Begin Exercise materials
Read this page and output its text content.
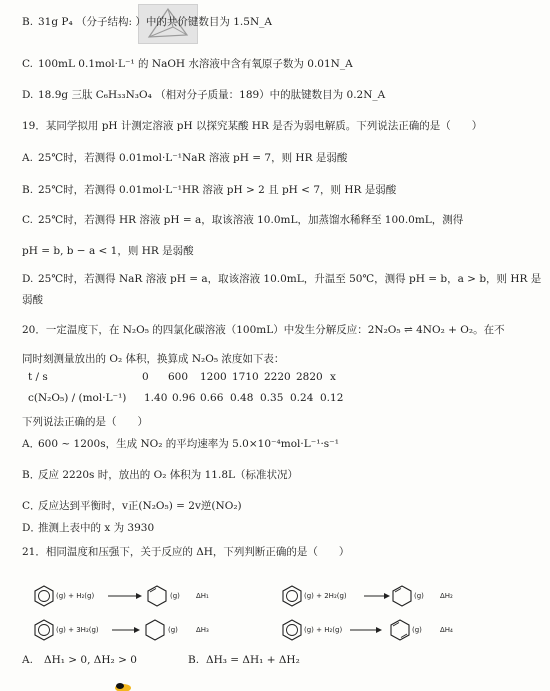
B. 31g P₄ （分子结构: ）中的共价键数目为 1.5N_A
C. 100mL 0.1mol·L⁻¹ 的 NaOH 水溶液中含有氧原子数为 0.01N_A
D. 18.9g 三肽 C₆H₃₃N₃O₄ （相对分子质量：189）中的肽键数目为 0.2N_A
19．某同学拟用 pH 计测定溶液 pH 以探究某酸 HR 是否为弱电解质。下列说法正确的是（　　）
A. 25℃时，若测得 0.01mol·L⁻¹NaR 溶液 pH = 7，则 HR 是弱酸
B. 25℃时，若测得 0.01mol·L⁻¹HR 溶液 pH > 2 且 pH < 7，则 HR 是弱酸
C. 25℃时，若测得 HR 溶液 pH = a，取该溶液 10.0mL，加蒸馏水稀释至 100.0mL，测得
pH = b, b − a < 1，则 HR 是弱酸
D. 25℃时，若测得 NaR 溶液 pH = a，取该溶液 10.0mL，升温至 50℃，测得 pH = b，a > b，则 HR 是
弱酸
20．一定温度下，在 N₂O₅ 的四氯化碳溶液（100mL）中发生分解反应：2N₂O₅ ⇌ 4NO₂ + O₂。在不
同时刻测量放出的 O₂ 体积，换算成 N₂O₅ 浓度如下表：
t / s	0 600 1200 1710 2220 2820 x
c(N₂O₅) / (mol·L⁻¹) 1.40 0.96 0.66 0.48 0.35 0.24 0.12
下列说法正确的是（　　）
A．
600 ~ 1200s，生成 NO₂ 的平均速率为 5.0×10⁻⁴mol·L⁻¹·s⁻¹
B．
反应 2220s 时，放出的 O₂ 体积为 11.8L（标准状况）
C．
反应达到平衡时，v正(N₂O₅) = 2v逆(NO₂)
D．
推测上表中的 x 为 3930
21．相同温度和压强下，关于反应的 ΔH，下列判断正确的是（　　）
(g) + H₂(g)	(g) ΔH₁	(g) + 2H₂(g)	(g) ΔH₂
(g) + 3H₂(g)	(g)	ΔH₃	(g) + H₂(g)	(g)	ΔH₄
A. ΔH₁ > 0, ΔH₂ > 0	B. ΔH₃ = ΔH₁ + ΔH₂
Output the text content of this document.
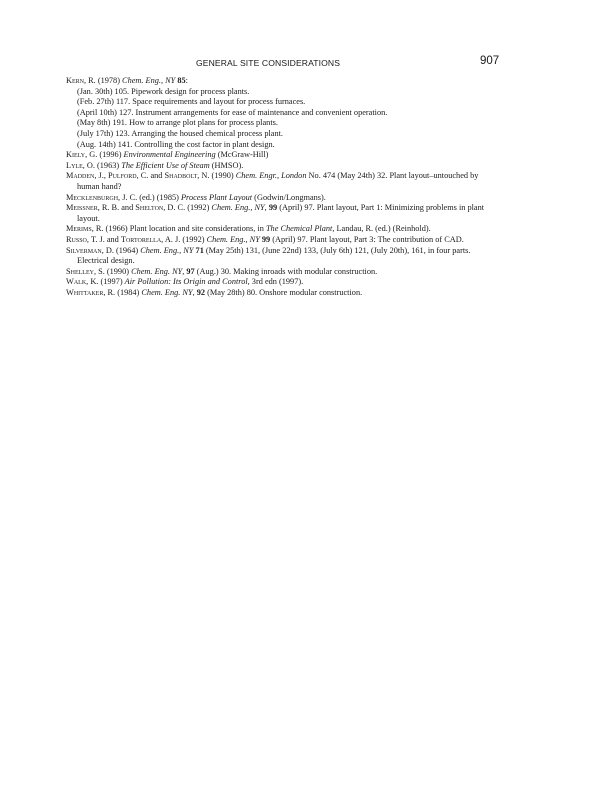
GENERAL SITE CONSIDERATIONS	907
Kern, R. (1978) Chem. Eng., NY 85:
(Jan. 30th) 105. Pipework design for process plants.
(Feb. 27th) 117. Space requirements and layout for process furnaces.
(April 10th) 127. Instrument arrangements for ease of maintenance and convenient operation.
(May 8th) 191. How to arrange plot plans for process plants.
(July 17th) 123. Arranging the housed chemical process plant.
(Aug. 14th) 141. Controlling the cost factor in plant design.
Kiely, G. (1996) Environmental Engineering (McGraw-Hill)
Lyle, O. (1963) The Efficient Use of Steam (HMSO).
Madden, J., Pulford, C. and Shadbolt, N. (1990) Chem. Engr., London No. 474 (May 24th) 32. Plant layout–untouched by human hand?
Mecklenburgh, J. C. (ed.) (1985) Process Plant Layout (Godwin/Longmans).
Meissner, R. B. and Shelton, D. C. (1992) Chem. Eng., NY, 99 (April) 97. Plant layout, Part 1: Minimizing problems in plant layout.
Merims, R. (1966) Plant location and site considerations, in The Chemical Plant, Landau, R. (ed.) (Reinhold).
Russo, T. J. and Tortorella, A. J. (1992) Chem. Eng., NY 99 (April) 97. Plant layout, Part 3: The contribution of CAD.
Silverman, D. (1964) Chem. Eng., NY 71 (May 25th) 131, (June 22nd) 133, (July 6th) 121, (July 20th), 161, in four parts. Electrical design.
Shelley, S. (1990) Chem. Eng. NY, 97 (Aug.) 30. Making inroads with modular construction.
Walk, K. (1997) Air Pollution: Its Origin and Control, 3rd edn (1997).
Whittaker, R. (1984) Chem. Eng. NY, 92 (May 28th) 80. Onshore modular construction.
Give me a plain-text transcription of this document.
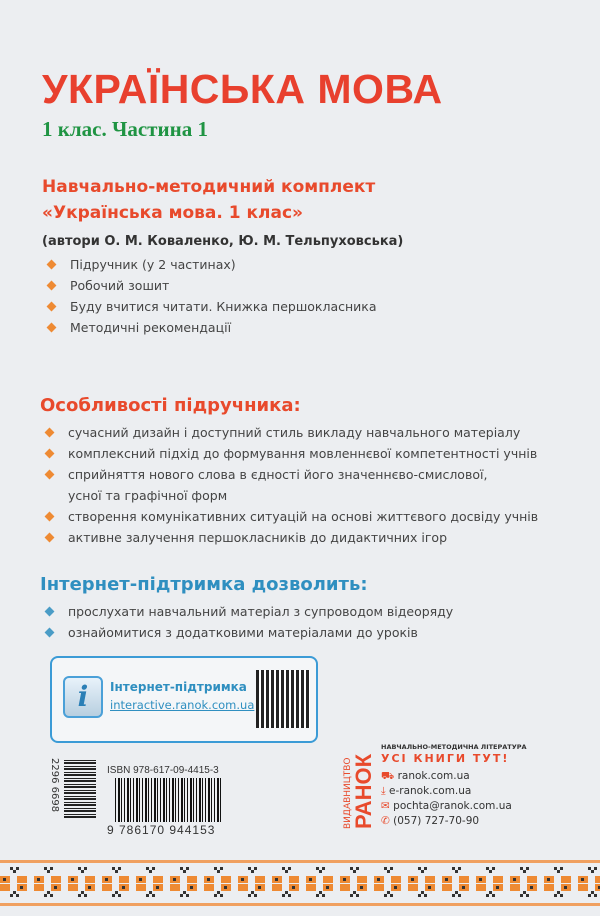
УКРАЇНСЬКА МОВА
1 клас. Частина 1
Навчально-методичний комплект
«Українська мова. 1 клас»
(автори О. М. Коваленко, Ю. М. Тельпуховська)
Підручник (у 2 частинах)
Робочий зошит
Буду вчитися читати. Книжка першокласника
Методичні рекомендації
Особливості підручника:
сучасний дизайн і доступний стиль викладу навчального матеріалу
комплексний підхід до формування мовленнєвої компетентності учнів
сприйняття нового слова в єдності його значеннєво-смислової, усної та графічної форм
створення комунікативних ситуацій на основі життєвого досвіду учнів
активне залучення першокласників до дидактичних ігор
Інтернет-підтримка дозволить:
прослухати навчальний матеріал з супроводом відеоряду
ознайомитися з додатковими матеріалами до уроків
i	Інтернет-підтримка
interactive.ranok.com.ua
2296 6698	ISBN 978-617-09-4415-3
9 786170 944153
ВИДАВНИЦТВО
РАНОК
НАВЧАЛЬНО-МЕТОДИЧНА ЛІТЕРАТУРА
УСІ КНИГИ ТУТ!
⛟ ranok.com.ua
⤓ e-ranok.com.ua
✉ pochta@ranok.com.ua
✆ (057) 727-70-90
End Exercise materials
Begin Exercise materials
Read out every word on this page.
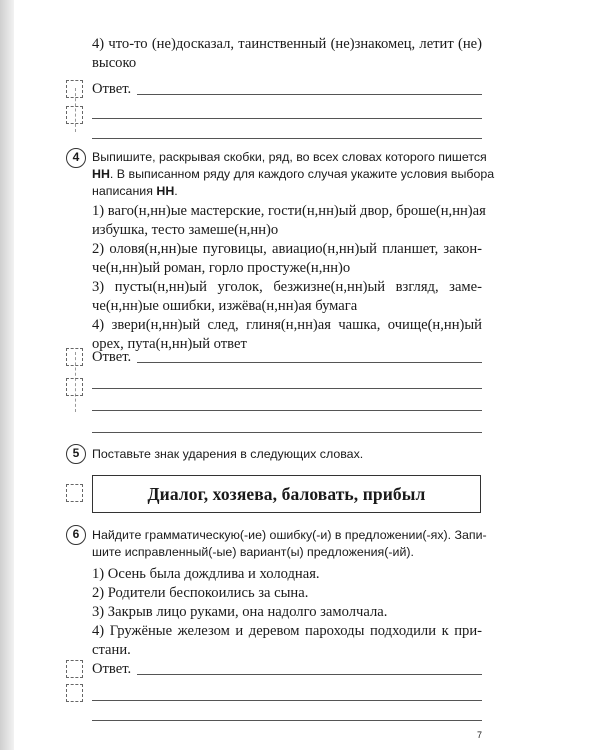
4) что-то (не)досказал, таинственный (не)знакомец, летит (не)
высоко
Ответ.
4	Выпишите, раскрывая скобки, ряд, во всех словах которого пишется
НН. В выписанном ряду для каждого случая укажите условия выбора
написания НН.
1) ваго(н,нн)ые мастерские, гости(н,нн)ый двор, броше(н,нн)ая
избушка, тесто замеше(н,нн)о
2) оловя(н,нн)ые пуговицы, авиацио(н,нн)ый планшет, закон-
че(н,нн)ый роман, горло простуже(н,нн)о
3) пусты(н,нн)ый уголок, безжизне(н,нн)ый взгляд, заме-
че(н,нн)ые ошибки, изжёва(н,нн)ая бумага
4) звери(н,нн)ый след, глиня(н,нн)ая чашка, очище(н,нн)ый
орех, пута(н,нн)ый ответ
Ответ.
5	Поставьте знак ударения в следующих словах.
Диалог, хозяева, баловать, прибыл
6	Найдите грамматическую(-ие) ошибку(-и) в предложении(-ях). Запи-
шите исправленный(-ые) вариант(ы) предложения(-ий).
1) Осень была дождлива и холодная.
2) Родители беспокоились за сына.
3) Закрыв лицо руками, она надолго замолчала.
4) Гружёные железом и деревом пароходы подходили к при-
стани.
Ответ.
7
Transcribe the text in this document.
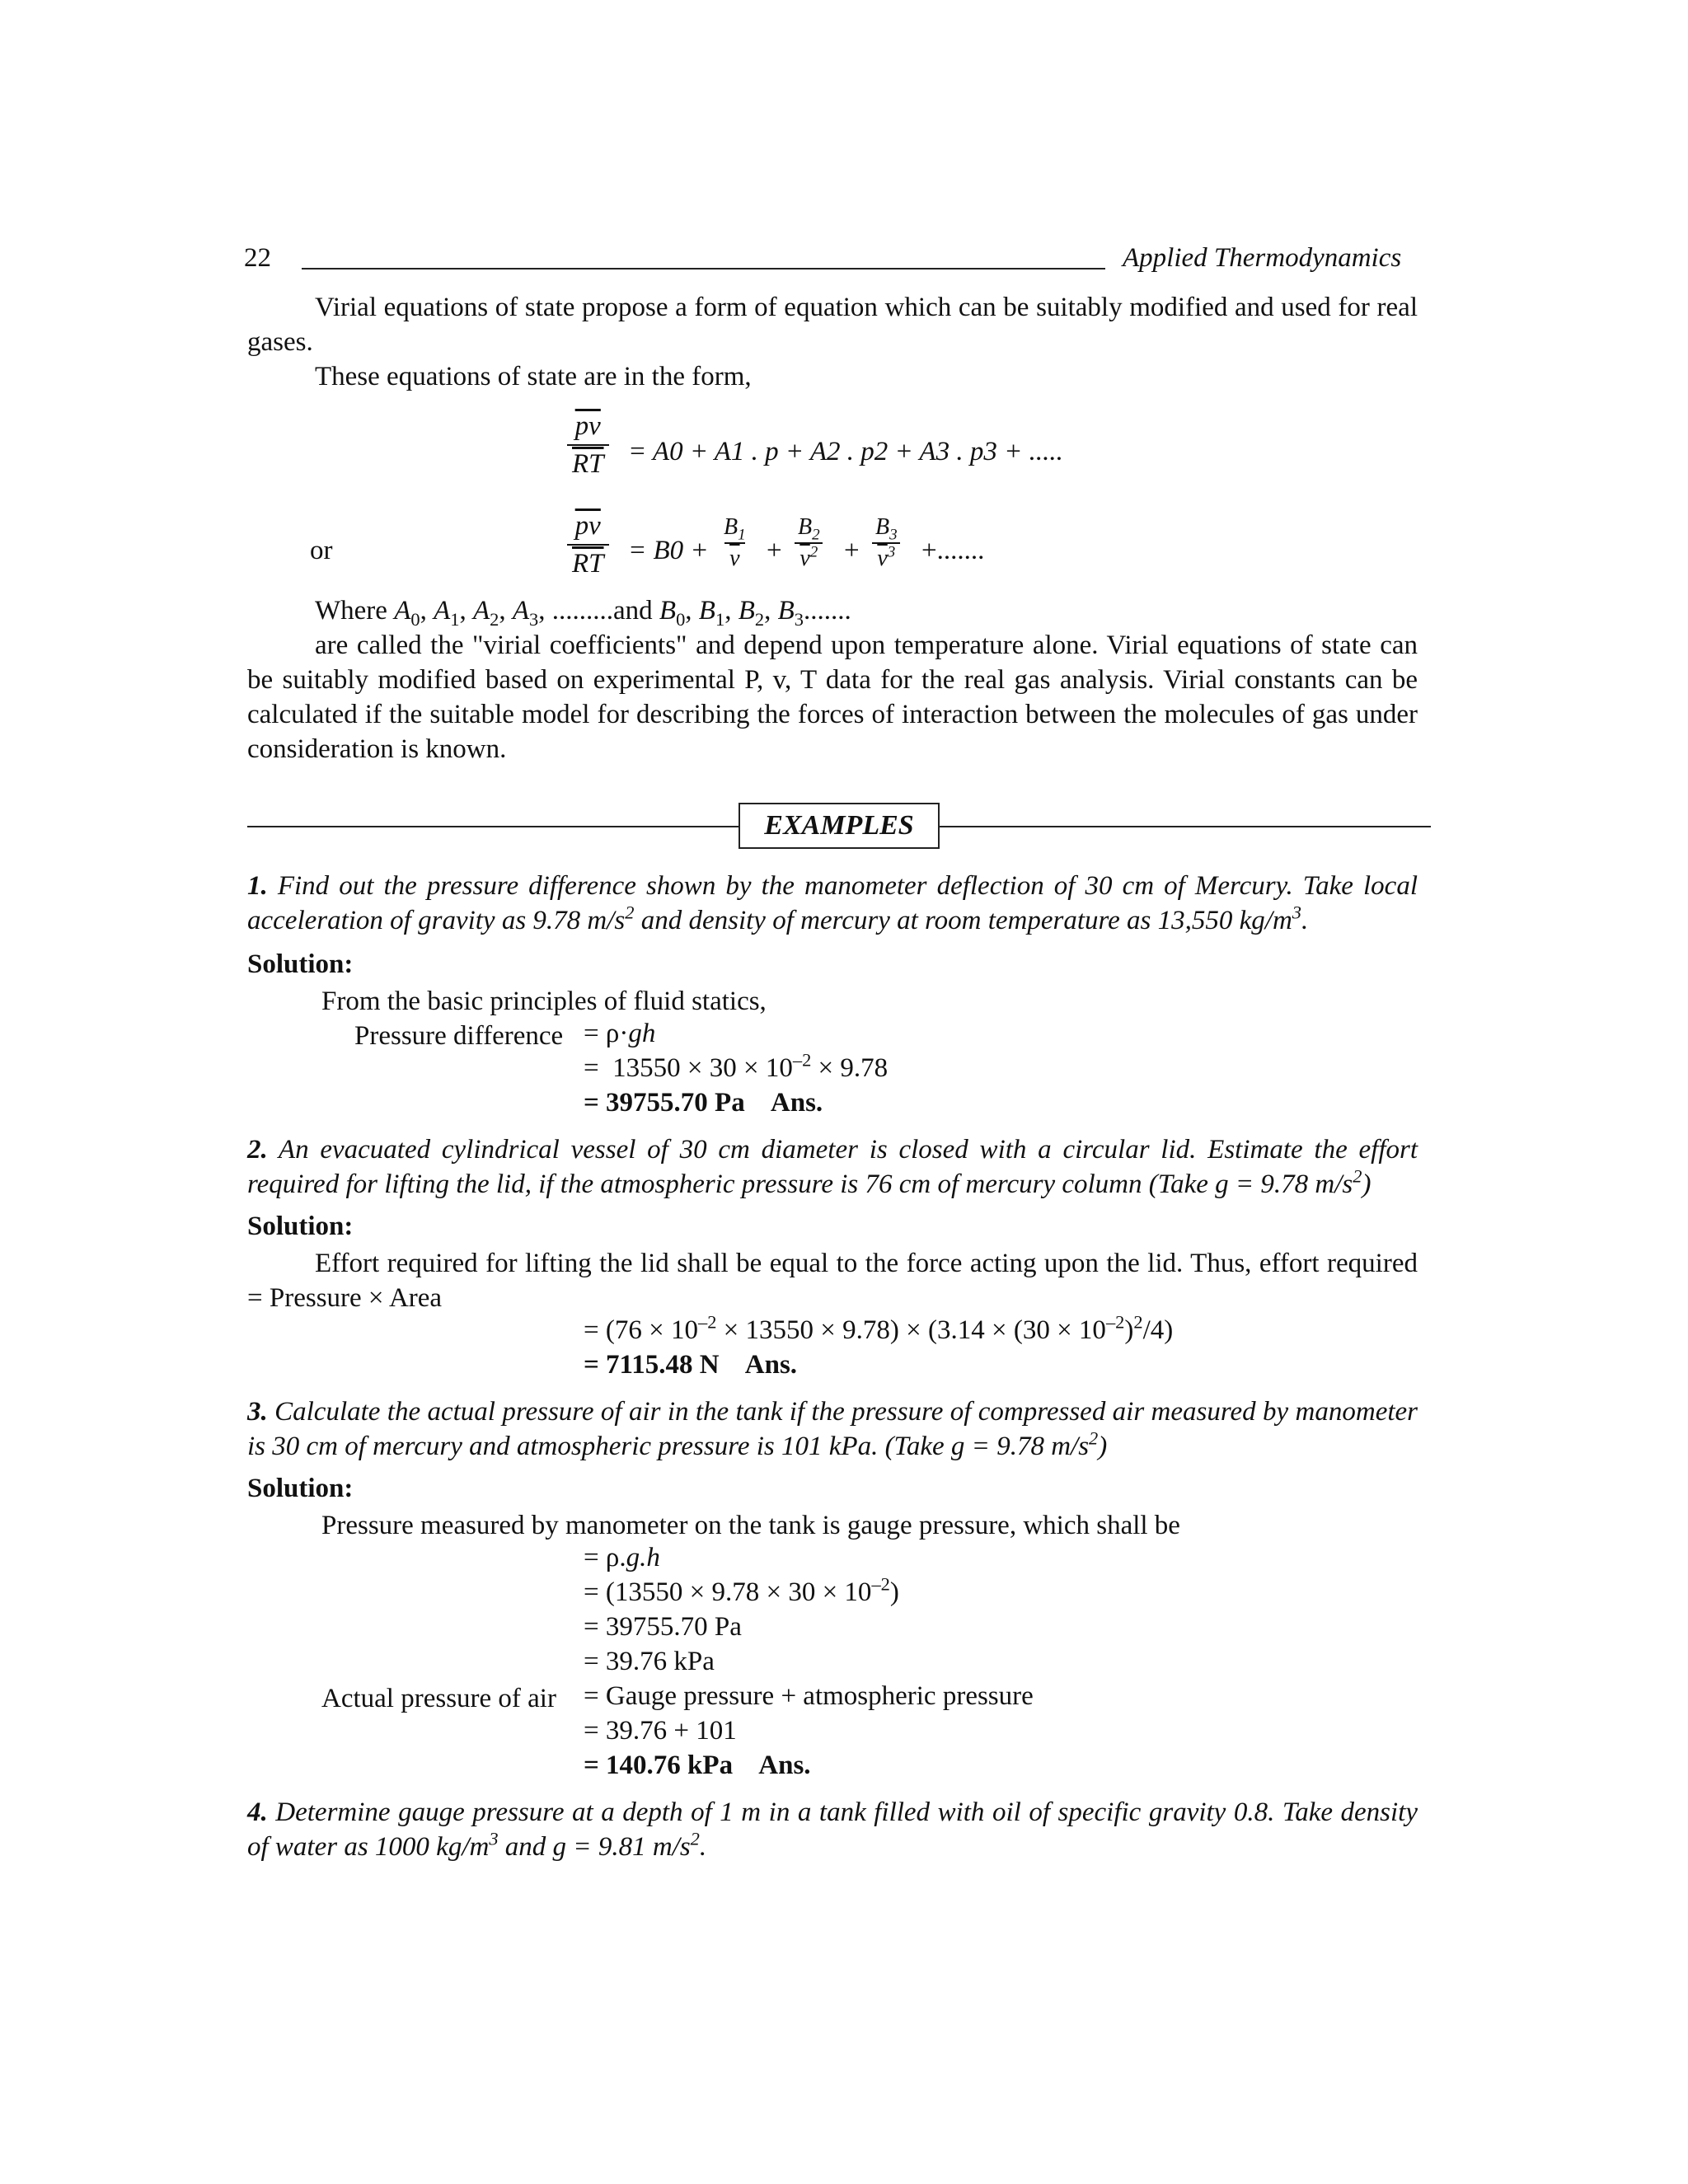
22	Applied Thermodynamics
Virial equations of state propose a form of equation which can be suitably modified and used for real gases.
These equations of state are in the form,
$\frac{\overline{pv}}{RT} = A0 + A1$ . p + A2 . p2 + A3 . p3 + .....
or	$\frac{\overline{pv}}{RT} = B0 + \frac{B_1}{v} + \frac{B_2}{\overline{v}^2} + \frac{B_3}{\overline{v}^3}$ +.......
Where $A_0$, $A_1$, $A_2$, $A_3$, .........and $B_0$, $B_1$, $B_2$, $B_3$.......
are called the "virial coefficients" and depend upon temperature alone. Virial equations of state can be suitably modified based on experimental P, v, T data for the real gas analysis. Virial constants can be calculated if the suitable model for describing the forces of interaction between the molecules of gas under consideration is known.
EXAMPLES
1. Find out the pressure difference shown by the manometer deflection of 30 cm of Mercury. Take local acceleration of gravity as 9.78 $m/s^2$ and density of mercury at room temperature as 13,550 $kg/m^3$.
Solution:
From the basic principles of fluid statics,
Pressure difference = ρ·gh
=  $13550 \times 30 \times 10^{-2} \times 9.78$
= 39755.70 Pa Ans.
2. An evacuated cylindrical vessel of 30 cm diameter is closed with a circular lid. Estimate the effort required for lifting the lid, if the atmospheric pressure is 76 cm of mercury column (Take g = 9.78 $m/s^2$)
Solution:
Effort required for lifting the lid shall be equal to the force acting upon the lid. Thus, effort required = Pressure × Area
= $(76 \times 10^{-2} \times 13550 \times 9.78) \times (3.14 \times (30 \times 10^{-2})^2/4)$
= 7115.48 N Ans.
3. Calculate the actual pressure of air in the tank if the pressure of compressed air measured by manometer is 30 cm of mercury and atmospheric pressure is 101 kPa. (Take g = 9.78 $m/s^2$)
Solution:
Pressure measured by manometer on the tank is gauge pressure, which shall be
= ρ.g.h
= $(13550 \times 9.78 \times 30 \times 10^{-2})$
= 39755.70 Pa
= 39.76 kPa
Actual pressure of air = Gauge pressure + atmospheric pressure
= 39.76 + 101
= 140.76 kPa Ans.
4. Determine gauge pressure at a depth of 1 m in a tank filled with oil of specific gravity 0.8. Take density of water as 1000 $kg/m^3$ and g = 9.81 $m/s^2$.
End Exercise materials
Begin Exercise materials
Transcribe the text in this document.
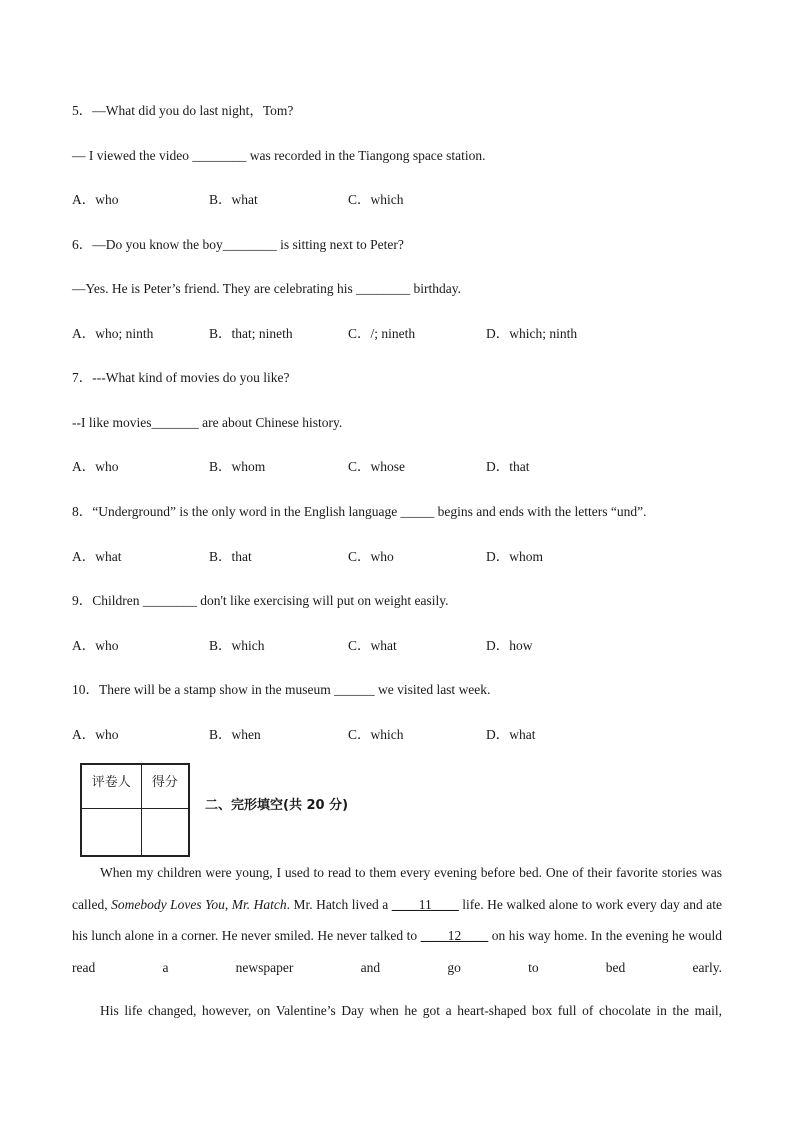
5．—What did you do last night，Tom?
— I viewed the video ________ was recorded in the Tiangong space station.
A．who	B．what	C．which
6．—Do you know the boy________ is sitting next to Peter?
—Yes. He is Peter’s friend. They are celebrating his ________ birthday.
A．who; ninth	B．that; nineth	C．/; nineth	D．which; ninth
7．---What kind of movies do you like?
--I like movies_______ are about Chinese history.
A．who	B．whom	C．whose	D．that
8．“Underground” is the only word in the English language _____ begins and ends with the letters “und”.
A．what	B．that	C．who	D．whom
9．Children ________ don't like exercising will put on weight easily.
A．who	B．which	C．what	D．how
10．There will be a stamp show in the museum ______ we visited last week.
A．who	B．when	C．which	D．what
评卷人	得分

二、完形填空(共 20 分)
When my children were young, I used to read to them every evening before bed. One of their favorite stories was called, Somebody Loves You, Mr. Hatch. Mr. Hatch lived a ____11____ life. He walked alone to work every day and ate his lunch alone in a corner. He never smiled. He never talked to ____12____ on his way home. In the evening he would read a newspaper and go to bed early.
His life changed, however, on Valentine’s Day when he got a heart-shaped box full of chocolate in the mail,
End Exercise materials
- _Required task_
Extract all lines from the material above that include the word "下列说法正确的是".

- _Answer for the task_
19．某同学拟用 pH 计测定溶液 pH 以探究某酸 HR 是否为弱电解质。下列说法正确的是（　　）
下列说法正确的是（　　）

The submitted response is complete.